GIVEN DATA:
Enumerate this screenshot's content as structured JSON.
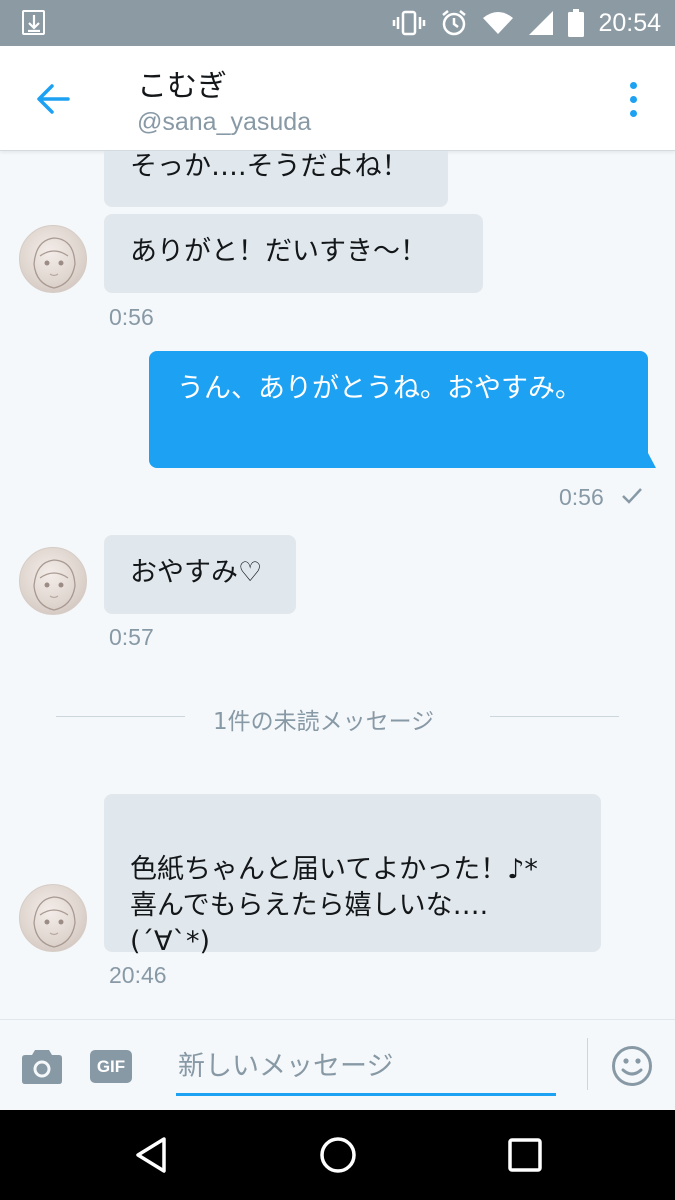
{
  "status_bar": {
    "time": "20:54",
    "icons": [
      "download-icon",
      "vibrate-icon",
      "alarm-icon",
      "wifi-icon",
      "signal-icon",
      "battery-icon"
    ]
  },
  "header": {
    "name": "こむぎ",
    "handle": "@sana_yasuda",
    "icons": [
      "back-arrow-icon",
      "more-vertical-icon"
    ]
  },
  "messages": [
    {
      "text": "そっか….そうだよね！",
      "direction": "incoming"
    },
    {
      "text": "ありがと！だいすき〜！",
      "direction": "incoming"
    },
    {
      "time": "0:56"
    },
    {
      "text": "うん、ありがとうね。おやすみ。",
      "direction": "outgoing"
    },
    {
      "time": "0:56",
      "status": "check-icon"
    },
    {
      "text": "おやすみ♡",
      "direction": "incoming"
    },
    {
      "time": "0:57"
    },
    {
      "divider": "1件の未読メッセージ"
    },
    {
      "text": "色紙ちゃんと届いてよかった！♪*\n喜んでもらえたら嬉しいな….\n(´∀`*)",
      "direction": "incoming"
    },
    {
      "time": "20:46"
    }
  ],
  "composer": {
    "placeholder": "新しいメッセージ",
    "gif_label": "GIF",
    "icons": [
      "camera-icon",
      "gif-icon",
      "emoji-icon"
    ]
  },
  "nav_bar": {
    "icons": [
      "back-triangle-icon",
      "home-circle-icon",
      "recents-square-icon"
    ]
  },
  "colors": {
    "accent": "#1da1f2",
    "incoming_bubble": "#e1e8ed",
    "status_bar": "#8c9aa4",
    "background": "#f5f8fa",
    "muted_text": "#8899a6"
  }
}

EXERCISE GOAL: Every line containing the string "time" must be listed.

OUTPUT OF THE EXERCISE:
    "time": "20:54",
      "time": "0:56"
      "time": "0:56",
      "time": "0:57"
      "time": "20:46"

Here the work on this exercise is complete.